§ **Dataset records**
=======

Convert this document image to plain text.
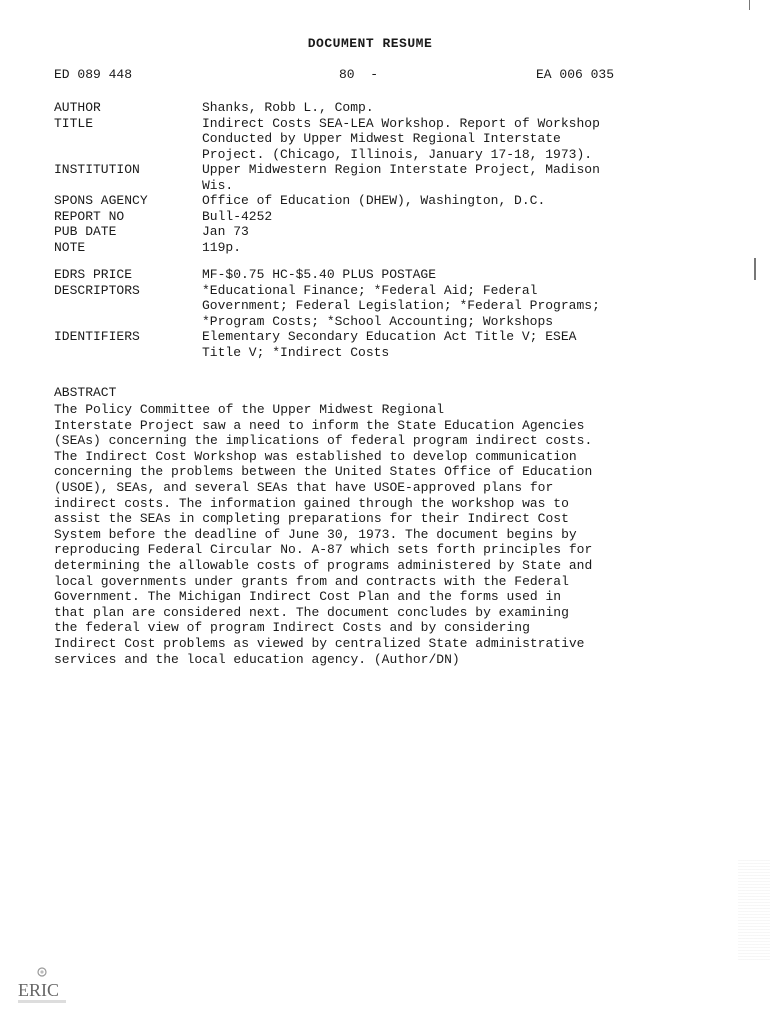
DOCUMENT RESUME
ED 089 448	80 -	EA 006 035
AUTHOR	Shanks, Robb L., Comp.
TITLE	Indirect Costs SEA-LEA Workshop. Report of Workshop
Conducted by Upper Midwest Regional Interstate
Project. (Chicago, Illinois, January 17-18, 1973).
INSTITUTION	Upper Midwestern Region Interstate Project, Madison
Wis.
SPONS AGENCY	Office of Education (DHEW), Washington, D.C.
REPORT NO	Bull-4252
PUB DATE	Jan 73
NOTE	119p.
EDRS PRICE	MF-$0.75 HC-$5.40 PLUS POSTAGE
DESCRIPTORS	*Educational Finance; *Federal Aid; Federal
Government; Federal Legislation; *Federal Programs;
*Program Costs; *School Accounting; Workshops
IDENTIFIERS	Elementary Secondary Education Act Title V; ESEA
Title V; *Indirect Costs
ABSTRACT
The Policy Committee of the Upper Midwest Regional
Interstate Project saw a need to inform the State Education Agencies
(SEAs) concerning the implications of federal program indirect costs.
The Indirect Cost Workshop was established to develop communication
concerning the problems between the United States Office of Education
(USOE), SEAs, and several SEAs that have USOE-approved plans for
indirect costs. The information gained through the workshop was to
assist the SEAs in completing preparations for their Indirect Cost
System before the deadline of June 30, 1973. The document begins by
reproducing Federal Circular No. A-87 which sets forth principles for
determining the allowable costs of programs administered by State and
local governments under grants from and contracts with the Federal
Government. The Michigan Indirect Cost Plan and the forms used in
that plan are considered next. The document concludes by examining
the federal view of program Indirect Costs and by considering
Indirect Cost problems as viewed by centralized State administrative
services and the local education agency. (Author/DN)
ERIC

=======

§ **Task instructions**
Omit the pictures and give the material again, exactly and in full.

§ **Solution**
Convert this document image to plain text.
DOCUMENT RESUME
ED 089 448	80 -	EA 006 035
AUTHOR	Shanks, Robb L., Comp.
TITLE	Indirect Costs SEA-LEA Workshop. Report of Workshop
Conducted by Upper Midwest Regional Interstate
Project. (Chicago, Illinois, January 17-18, 1973).
INSTITUTION	Upper Midwestern Region Interstate Project, Madison
Wis.
SPONS AGENCY	Office of Education (DHEW), Washington, D.C.
REPORT NO	Bull-4252
PUB DATE	Jan 73
NOTE	119p.
EDRS PRICE	MF-$0.75 HC-$5.40 PLUS POSTAGE
DESCRIPTORS	*Educational Finance; *Federal Aid; Federal
Government; Federal Legislation; *Federal Programs;
*Program Costs; *School Accounting; Workshops
IDENTIFIERS	Elementary Secondary Education Act Title V; ESEA
Title V; *Indirect Costs
ABSTRACT
The Policy Committee of the Upper Midwest Regional
Interstate Project saw a need to inform the State Education Agencies
(SEAs) concerning the implications of federal program indirect costs.
The Indirect Cost Workshop was established to develop communication
concerning the problems between the United States Office of Education
(USOE), SEAs, and several SEAs that have USOE-approved plans for
indirect costs. The information gained through the workshop was to
assist the SEAs in completing preparations for their Indirect Cost
System before the deadline of June 30, 1973. The document begins by
reproducing Federal Circular No. A-87 which sets forth principles for
determining the allowable costs of programs administered by State and
local governments under grants from and contracts with the Federal
Government. The Michigan Indirect Cost Plan and the forms used in
that plan are considered next. The document concludes by examining
the federal view of program Indirect Costs and by considering
Indirect Cost problems as viewed by centralized State administrative
services and the local education agency. (Author/DN)
ERIC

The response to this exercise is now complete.